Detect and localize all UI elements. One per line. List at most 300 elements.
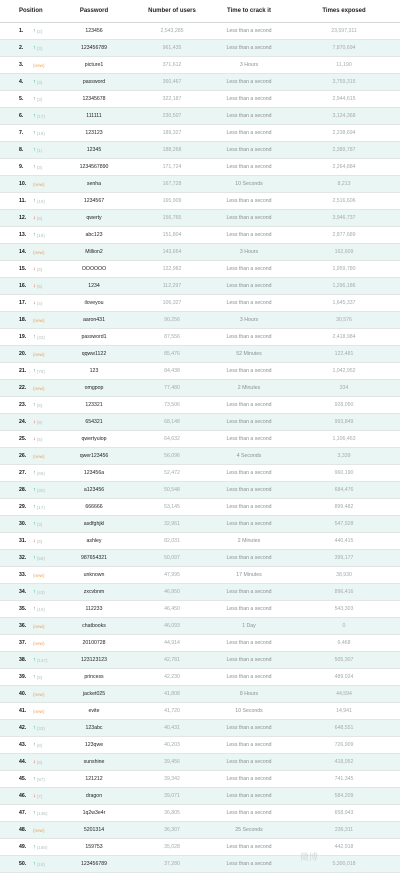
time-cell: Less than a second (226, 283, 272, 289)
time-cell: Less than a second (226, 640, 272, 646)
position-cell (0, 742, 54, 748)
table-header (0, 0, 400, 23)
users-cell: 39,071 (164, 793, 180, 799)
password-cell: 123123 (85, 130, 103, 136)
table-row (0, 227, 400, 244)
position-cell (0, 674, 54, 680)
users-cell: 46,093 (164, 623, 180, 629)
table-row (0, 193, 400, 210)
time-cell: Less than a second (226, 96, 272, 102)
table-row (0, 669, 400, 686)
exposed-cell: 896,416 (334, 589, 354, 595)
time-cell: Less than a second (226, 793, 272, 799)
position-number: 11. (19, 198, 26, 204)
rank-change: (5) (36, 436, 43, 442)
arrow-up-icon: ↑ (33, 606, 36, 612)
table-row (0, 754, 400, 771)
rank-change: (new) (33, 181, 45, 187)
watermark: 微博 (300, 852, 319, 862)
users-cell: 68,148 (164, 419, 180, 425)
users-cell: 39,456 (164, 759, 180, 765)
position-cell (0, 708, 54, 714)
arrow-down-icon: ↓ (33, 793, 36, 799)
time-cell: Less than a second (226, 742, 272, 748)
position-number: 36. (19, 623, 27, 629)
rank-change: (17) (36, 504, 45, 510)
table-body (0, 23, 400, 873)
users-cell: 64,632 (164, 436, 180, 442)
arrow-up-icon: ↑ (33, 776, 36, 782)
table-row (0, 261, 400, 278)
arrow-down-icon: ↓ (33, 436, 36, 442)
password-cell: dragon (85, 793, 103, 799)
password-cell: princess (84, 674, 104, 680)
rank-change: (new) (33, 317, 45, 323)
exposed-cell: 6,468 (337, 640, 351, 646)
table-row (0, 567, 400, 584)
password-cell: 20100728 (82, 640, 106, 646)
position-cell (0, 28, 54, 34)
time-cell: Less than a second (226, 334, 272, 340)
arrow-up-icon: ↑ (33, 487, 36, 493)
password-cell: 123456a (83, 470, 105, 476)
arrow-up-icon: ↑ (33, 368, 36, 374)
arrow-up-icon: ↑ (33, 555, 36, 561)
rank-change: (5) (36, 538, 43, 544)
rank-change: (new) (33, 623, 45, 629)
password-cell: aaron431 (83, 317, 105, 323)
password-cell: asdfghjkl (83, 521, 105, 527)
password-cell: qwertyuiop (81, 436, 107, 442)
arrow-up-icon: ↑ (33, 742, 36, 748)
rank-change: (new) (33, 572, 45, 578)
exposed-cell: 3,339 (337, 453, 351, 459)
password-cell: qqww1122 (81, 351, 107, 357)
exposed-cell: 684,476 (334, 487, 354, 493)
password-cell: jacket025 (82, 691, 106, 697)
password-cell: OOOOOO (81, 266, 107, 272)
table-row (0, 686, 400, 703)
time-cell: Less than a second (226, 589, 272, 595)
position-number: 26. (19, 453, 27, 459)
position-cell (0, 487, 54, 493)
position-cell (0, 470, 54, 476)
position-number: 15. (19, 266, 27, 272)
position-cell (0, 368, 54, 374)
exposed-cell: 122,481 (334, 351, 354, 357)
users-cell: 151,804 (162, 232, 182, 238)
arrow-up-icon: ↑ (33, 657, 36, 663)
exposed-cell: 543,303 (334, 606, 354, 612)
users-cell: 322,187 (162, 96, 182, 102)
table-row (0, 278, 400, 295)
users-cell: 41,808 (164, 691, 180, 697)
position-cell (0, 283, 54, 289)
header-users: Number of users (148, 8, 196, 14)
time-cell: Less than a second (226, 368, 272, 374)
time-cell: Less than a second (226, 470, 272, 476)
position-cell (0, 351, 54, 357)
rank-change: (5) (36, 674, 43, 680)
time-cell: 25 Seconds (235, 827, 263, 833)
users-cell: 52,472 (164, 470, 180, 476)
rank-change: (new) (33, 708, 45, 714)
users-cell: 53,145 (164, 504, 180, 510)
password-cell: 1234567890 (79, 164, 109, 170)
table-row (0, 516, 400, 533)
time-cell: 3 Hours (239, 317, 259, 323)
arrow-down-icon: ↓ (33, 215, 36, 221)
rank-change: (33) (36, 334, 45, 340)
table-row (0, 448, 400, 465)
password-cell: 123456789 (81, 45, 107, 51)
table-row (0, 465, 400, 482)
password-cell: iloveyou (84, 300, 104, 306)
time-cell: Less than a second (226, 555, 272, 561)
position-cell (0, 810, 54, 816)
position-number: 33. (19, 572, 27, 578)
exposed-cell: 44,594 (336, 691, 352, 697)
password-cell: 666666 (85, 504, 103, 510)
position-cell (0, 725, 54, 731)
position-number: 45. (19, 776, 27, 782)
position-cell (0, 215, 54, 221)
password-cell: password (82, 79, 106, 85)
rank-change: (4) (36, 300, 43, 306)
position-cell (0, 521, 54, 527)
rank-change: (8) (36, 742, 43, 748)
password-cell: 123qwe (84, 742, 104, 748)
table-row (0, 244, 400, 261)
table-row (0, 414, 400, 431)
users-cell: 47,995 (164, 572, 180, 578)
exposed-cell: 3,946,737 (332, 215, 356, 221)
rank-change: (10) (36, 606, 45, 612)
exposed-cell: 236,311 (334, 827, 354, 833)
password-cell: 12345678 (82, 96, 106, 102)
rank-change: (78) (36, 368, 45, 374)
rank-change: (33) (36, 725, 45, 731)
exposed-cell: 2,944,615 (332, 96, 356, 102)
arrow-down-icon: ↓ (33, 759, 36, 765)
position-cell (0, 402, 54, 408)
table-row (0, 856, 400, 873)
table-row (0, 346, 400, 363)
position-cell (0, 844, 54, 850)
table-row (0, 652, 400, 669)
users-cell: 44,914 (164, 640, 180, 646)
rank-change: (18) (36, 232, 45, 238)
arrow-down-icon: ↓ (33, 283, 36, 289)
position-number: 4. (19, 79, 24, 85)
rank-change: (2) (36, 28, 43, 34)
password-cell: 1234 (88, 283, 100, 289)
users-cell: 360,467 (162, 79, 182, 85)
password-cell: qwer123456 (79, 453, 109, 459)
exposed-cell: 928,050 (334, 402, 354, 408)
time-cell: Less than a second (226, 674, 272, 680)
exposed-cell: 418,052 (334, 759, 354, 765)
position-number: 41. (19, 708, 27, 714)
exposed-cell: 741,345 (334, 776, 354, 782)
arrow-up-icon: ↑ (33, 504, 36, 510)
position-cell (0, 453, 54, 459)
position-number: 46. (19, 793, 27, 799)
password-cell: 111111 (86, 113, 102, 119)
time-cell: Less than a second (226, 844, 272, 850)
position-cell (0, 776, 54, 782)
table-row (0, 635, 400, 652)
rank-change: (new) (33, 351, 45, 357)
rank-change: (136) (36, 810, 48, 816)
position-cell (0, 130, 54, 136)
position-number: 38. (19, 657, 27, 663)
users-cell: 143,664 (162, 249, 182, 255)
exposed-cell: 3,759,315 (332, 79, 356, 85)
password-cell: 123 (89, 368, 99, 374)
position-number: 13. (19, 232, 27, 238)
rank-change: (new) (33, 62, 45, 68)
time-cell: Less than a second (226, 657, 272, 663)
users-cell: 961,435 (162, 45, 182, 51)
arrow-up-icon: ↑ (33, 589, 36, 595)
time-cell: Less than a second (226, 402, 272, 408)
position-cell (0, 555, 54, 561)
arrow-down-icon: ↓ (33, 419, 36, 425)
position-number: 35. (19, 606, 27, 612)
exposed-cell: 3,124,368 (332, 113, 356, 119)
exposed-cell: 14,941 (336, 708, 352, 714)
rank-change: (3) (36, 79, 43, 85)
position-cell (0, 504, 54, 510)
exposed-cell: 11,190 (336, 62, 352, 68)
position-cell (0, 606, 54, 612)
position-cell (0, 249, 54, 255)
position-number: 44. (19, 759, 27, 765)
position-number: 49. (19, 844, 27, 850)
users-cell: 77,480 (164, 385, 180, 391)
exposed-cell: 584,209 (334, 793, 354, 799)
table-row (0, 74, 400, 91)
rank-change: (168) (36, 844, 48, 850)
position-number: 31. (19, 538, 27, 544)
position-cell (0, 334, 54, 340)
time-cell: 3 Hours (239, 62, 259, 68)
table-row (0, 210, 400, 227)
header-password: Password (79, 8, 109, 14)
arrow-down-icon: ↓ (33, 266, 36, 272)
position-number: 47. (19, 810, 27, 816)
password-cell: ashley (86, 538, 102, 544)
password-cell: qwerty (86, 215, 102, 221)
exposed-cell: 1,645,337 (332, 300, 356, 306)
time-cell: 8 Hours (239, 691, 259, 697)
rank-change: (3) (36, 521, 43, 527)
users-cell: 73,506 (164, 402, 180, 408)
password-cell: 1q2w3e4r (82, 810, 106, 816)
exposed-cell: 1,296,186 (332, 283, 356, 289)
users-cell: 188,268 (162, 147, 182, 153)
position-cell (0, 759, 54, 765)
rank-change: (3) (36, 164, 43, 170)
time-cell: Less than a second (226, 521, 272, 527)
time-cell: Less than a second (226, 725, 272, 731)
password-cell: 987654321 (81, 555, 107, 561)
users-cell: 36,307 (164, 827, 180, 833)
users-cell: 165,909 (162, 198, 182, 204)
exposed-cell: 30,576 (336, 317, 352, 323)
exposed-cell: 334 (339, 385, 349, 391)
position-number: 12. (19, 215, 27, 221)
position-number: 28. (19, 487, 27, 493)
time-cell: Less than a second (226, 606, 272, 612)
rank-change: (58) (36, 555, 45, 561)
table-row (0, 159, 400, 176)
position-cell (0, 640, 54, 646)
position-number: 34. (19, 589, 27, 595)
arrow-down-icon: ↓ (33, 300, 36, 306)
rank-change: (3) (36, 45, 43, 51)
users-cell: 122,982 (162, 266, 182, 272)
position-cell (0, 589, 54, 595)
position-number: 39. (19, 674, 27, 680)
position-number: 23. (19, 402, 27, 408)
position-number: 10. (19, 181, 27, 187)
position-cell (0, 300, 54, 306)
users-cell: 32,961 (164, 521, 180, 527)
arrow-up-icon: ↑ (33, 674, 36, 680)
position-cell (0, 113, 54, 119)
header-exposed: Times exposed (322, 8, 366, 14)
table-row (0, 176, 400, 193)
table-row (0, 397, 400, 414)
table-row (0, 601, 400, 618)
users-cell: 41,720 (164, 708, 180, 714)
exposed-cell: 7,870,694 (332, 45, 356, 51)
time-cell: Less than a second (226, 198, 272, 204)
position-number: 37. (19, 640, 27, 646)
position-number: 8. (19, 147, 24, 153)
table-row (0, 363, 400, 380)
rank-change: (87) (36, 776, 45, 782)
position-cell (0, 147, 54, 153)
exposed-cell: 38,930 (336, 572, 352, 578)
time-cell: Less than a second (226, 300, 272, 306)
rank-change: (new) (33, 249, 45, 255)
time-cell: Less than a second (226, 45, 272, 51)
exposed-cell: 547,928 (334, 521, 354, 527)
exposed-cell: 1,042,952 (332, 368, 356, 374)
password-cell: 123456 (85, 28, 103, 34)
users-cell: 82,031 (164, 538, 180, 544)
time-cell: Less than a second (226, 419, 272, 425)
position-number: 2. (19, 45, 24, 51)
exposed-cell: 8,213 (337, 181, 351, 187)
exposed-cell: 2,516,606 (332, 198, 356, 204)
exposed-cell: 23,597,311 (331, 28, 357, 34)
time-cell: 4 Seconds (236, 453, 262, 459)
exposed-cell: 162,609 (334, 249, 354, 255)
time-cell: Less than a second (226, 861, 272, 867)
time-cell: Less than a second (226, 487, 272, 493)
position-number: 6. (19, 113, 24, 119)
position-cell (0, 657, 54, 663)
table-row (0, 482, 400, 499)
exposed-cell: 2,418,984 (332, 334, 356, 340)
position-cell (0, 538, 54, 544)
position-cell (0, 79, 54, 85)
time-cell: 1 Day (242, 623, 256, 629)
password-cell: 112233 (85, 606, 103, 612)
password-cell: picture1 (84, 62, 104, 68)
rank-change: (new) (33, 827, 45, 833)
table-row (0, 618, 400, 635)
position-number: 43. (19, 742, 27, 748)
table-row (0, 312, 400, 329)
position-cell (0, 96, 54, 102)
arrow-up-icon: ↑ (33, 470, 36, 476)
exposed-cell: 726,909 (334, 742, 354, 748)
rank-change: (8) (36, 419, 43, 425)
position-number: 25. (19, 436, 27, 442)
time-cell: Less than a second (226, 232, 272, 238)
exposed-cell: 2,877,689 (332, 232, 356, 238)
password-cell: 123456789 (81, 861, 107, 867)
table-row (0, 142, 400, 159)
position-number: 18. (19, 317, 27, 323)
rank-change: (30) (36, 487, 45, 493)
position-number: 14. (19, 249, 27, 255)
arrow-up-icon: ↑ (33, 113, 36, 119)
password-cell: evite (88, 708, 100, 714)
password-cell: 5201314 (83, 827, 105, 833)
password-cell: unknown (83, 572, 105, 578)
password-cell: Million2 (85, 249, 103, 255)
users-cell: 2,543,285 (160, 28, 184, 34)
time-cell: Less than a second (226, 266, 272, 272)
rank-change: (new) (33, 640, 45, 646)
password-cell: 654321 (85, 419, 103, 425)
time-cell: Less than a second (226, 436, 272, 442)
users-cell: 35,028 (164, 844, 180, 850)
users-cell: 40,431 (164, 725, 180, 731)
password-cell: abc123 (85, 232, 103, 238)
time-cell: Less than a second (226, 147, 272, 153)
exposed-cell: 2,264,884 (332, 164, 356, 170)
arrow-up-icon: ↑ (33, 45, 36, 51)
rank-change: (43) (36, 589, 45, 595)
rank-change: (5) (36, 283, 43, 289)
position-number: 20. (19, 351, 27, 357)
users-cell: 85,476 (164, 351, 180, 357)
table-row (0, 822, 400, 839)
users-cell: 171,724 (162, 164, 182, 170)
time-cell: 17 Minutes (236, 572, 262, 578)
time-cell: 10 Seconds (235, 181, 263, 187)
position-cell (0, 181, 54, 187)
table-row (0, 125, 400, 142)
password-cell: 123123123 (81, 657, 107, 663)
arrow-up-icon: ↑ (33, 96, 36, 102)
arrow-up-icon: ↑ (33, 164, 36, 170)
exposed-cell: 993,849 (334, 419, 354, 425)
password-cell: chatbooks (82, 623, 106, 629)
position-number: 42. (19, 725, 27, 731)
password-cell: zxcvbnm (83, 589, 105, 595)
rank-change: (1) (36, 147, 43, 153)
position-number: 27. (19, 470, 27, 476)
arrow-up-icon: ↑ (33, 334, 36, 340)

##########

Given problem:
Render the data lines from the one containing "time-cell: Less than a second (226, 283, 272, 289)" through the one containing "position-cell (0, 674, 54, 680)", both included, as a JSON list of strings with one string per line and no blank lines.

Solution:
[
  "time-cell: Less than a second (226, 283, 272, 289)",
  "time-cell: Less than a second (226, 640, 272, 646)",
  "position-cell (0, 742, 54, 748)",
  "table-header (0, 0, 400, 23)",
  "users-cell: 39,071 (164, 793, 180, 799)",
  "password-cell: 123123 (85, 130, 103, 136)",
  "table-row (0, 227, 400, 244)",
  "position-cell (0, 674, 54, 680)"
]